→ **Stored data entries**
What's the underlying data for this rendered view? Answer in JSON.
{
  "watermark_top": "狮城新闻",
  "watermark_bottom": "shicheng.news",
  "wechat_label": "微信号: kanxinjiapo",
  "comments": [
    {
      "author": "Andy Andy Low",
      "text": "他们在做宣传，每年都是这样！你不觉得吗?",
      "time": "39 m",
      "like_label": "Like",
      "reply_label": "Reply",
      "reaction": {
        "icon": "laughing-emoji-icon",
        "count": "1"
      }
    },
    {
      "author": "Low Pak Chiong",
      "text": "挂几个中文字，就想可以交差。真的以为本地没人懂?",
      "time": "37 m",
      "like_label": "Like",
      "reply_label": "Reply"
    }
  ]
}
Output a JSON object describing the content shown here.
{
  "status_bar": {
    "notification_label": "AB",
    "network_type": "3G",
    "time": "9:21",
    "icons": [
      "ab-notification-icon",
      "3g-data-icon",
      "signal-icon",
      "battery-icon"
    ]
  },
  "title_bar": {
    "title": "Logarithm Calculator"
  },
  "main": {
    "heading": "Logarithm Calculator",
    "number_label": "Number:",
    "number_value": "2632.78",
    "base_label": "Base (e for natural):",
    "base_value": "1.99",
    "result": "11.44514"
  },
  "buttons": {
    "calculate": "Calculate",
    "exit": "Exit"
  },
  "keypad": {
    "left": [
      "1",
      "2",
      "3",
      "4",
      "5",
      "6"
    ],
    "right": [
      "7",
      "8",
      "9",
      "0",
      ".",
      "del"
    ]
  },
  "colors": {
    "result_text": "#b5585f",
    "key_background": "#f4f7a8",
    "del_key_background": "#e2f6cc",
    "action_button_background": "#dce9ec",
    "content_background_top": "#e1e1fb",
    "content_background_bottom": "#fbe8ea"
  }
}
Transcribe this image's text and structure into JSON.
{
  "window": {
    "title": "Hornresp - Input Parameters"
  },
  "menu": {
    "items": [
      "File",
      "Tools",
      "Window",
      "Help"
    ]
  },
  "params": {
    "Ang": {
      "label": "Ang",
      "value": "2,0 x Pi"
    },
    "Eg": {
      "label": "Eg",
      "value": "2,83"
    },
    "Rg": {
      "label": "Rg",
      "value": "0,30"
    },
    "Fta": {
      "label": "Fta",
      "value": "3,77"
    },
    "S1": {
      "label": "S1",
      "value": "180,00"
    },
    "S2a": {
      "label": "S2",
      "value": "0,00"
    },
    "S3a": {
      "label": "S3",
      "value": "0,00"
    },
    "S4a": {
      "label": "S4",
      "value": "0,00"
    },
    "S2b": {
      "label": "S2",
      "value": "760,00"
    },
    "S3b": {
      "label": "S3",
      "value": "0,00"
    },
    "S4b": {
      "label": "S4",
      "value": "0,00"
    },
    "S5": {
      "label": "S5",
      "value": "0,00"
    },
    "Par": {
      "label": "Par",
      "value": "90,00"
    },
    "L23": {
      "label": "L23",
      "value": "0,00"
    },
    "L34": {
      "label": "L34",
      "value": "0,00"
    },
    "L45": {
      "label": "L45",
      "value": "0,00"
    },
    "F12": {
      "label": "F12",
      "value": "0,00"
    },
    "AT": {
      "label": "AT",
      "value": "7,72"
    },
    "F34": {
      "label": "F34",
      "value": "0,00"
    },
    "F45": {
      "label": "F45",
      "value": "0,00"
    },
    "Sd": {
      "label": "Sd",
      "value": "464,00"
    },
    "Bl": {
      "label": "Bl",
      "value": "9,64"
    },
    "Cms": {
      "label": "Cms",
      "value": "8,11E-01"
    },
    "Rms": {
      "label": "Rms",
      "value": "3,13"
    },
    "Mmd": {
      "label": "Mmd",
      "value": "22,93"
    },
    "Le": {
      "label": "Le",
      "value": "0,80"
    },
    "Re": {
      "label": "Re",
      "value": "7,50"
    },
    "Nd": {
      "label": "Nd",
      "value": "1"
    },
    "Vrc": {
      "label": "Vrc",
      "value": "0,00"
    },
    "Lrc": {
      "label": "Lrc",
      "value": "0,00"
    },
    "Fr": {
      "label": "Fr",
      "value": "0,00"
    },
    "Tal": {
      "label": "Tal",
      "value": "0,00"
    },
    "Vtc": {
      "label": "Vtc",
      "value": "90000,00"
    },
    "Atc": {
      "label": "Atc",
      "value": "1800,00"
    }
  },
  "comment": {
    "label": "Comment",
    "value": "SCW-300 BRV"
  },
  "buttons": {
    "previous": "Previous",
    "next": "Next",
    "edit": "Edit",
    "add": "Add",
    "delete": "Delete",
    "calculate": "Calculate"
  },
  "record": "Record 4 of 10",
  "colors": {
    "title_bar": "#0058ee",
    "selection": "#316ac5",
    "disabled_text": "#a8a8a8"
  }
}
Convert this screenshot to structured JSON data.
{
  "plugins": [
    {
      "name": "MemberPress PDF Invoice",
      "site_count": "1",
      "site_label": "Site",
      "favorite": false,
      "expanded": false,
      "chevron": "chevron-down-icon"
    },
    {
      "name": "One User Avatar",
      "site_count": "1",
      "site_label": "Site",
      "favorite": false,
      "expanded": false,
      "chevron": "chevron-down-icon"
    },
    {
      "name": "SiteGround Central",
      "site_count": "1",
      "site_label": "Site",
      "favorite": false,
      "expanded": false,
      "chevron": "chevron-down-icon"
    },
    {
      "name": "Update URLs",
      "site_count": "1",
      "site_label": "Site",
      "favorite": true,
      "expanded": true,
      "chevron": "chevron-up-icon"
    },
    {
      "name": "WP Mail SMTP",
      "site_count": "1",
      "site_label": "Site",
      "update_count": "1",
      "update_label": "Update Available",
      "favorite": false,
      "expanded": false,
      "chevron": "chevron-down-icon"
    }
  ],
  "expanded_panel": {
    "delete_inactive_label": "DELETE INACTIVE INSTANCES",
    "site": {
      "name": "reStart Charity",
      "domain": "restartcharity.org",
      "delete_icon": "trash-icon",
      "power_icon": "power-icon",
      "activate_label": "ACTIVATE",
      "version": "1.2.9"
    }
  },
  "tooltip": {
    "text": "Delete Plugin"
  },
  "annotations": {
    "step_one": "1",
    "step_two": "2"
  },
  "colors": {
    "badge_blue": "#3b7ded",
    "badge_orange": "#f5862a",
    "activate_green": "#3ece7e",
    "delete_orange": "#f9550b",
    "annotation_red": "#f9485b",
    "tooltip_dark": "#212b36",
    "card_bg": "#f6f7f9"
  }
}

→ **The request**
Extract the full listing and reproduce each line exactly.

→ **The output**
What's the underlying data for this rendered view? Answer in JSON.
{
  "watermark_top": "狮城新闻",
  "watermark_bottom": "shicheng.news",
  "wechat_label": "微信号: kanxinjiapo",
  "comments": [
    {
      "author": "Andy Andy Low",
      "text": "他们在做宣传，每年都是这样！你不觉得吗?",
      "time": "39 m",
      "like_label": "Like",
      "reply_label": "Reply",
      "reaction": {
        "icon": "laughing-emoji-icon",
        "count": "1"
      }
    },
    {
      "author": "Low Pak Chiong",
      "text": "挂几个中文字，就想可以交差。真的以为本地没人懂?",
      "time": "37 m",
      "like_label": "Like",
      "reply_label": "Reply"
    }
  ]
}
Output a JSON object describing the content shown here.
{
  "status_bar": {
    "notification_label": "AB",
    "network_type": "3G",
    "time": "9:21",
    "icons": [
      "ab-notification-icon",
      "3g-data-icon",
      "signal-icon",
      "battery-icon"
    ]
  },
  "title_bar": {
    "title": "Logarithm Calculator"
  },
  "main": {
    "heading": "Logarithm Calculator",
    "number_label": "Number:",
    "number_value": "2632.78",
    "base_label": "Base (e for natural):",
    "base_value": "1.99",
    "result": "11.44514"
  },
  "buttons": {
    "calculate": "Calculate",
    "exit": "Exit"
  },
  "keypad": {
    "left": [
      "1",
      "2",
      "3",
      "4",
      "5",
      "6"
    ],
    "right": [
      "7",
      "8",
      "9",
      "0",
      ".",
      "del"
    ]
  },
  "colors": {
    "result_text": "#b5585f",
    "key_background": "#f4f7a8",
    "del_key_background": "#e2f6cc",
    "action_button_background": "#dce9ec",
    "content_background_top": "#e1e1fb",
    "content_background_bottom": "#fbe8ea"
  }
}
Transcribe this image's text and structure into JSON.
{
  "window": {
    "title": "Hornresp - Input Parameters"
  },
  "menu": {
    "items": [
      "File",
      "Tools",
      "Window",
      "Help"
    ]
  },
  "params": {
    "Ang": {
      "label": "Ang",
      "value": "2,0 x Pi"
    },
    "Eg": {
      "label": "Eg",
      "value": "2,83"
    },
    "Rg": {
      "label": "Rg",
      "value": "0,30"
    },
    "Fta": {
      "label": "Fta",
      "value": "3,77"
    },
    "S1": {
      "label": "S1",
      "value": "180,00"
    },
    "S2a": {
      "label": "S2",
      "value": "0,00"
    },
    "S3a": {
      "label": "S3",
      "value": "0,00"
    },
    "S4a": {
      "label": "S4",
      "value": "0,00"
    },
    "S2b": {
      "label": "S2",
      "value": "760,00"
    },
    "S3b": {
      "label": "S3",
      "value": "0,00"
    },
    "S4b": {
      "label": "S4",
      "value": "0,00"
    },
    "S5": {
      "label": "S5",
      "value": "0,00"
    },
    "Par": {
      "label": "Par",
      "value": "90,00"
    },
    "L23": {
      "label": "L23",
      "value": "0,00"
    },
    "L34": {
      "label": "L34",
      "value": "0,00"
    },
    "L45": {
      "label": "L45",
      "value": "0,00"
    },
    "F12": {
      "label": "F12",
      "value": "0,00"
    },
    "AT": {
      "label": "AT",
      "value": "7,72"
    },
    "F34": {
      "label": "F34",
      "value": "0,00"
    },
    "F45": {
      "label": "F45",
      "value": "0,00"
    },
    "Sd": {
      "label": "Sd",
      "value": "464,00"
    },
    "Bl": {
      "label": "Bl",
      "value": "9,64"
    },
    "Cms": {
      "label": "Cms",
      "value": "8,11E-01"
    },
    "Rms": {
      "label": "Rms",
      "value": "3,13"
    },
    "Mmd": {
      "label": "Mmd",
      "value": "22,93"
    },
    "Le": {
      "label": "Le",
      "value": "0,80"
    },
    "Re": {
      "label": "Re",
      "value": "7,50"
    },
    "Nd": {
      "label": "Nd",
      "value": "1"
    },
    "Vrc": {
      "label": "Vrc",
      "value": "0,00"
    },
    "Lrc": {
      "label": "Lrc",
      "value": "0,00"
    },
    "Fr": {
      "label": "Fr",
      "value": "0,00"
    },
    "Tal": {
      "label": "Tal",
      "value": "0,00"
    },
    "Vtc": {
      "label": "Vtc",
      "value": "90000,00"
    },
    "Atc": {
      "label": "Atc",
      "value": "1800,00"
    }
  },
  "comment": {
    "label": "Comment",
    "value": "SCW-300 BRV"
  },
  "buttons": {
    "previous": "Previous",
    "next": "Next",
    "edit": "Edit",
    "add": "Add",
    "delete": "Delete",
    "calculate": "Calculate"
  },
  "record": "Record 4 of 10",
  "colors": {
    "title_bar": "#0058ee",
    "selection": "#316ac5",
    "disabled_text": "#a8a8a8"
  }
}
Convert this screenshot to structured JSON data.
{
  "plugins": [
    {
      "name": "MemberPress PDF Invoice",
      "site_count": "1",
      "site_label": "Site",
      "favorite": false,
      "expanded": false,
      "chevron": "chevron-down-icon"
    },
    {
      "name": "One User Avatar",
      "site_count": "1",
      "site_label": "Site",
      "favorite": false,
      "expanded": false,
      "chevron": "chevron-down-icon"
    },
    {
      "name": "SiteGround Central",
      "site_count": "1",
      "site_label": "Site",
      "favorite": false,
      "expanded": false,
      "chevron": "chevron-down-icon"
    },
    {
      "name": "Update URLs",
      "site_count": "1",
      "site_label": "Site",
      "favorite": true,
      "expanded": true,
      "chevron": "chevron-up-icon"
    },
    {
      "name": "WP Mail SMTP",
      "site_count": "1",
      "site_label": "Site",
      "update_count": "1",
      "update_label": "Update Available",
      "favorite": false,
      "expanded": false,
      "chevron": "chevron-down-icon"
    }
  ],
  "expanded_panel": {
    "delete_inactive_label": "DELETE INACTIVE INSTANCES",
    "site": {
      "name": "reStart Charity",
      "domain": "restartcharity.org",
      "delete_icon": "trash-icon",
      "power_icon": "power-icon",
      "activate_label": "ACTIVATE",
      "version": "1.2.9"
    }
  },
  "tooltip": {
    "text": "Delete Plugin"
  },
  "annotations": {
    "step_one": "1",
    "step_two": "2"
  },
  "colors": {
    "badge_blue": "#3b7ded",
    "badge_orange": "#f5862a",
    "activate_green": "#3ece7e",
    "delete_orange": "#f9550b",
    "annotation_red": "#f9485b",
    "tooltip_dark": "#212b36",
    "card_bg": "#f6f7f9"
  }
}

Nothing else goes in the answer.